## THE EXERCISE
Collect the lines of the entries where "meses" shows up.
— Start of AVAILABLE DATA —
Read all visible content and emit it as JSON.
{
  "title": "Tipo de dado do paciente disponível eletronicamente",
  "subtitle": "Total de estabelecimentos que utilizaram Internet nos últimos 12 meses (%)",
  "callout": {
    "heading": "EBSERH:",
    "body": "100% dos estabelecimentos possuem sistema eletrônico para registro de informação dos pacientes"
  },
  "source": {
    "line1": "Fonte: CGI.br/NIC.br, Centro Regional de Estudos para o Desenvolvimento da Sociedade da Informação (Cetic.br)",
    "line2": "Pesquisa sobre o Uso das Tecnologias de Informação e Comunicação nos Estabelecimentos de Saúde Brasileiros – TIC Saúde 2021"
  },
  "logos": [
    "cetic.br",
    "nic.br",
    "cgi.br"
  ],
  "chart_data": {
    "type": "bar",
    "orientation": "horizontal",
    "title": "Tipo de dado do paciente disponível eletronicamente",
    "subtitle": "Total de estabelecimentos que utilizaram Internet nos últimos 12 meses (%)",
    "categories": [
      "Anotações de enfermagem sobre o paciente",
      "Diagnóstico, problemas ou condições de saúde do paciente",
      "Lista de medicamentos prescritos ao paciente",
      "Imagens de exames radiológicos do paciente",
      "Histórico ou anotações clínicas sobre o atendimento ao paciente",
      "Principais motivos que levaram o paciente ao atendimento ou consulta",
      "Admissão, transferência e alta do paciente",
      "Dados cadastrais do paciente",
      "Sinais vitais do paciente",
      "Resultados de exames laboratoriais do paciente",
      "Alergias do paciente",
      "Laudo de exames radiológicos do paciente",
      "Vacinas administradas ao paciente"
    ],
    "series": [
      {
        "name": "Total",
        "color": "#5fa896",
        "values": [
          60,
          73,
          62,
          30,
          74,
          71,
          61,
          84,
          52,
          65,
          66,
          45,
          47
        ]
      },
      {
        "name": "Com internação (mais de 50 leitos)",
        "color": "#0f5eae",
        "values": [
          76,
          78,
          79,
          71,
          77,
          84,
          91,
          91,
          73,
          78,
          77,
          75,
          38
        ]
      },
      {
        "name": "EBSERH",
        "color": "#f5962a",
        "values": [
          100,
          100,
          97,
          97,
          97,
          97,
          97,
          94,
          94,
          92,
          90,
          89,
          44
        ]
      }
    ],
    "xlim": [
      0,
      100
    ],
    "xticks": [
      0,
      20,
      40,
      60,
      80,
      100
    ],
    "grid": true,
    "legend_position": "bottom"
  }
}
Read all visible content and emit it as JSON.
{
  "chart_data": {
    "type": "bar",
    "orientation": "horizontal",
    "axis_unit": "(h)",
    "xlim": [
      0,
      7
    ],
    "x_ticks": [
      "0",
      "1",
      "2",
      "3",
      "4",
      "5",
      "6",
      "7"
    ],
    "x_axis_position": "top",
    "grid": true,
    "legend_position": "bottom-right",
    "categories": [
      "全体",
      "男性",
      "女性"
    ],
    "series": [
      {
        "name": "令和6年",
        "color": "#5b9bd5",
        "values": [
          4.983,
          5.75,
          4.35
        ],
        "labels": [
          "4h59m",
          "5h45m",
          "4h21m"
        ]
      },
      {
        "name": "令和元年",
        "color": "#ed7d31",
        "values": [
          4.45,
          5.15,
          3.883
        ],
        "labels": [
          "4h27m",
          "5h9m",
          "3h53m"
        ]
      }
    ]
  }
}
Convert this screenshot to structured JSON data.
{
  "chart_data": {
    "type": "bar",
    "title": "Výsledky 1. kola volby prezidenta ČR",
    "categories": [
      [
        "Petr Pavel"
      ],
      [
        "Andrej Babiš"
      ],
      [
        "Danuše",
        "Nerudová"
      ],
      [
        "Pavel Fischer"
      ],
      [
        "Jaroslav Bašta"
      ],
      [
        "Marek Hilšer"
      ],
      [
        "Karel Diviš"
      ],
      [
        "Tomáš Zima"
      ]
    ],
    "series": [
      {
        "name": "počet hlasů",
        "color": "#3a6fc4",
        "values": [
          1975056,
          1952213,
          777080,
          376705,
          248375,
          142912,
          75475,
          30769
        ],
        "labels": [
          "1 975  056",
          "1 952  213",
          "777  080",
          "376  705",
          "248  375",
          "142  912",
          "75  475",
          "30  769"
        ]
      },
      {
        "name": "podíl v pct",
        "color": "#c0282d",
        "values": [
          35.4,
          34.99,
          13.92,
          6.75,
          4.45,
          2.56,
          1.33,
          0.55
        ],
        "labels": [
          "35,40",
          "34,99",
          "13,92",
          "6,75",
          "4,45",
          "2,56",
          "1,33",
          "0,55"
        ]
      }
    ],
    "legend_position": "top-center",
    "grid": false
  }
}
— End of AVAILABLE DATA —
## IN RESPONSE
  "subtitle": "Total de estabelecimentos que utilizaram Internet nos últimos 12 meses (%)",
    "subtitle": "Total de estabelecimentos que utilizaram Internet nos últimos 12 meses (%)",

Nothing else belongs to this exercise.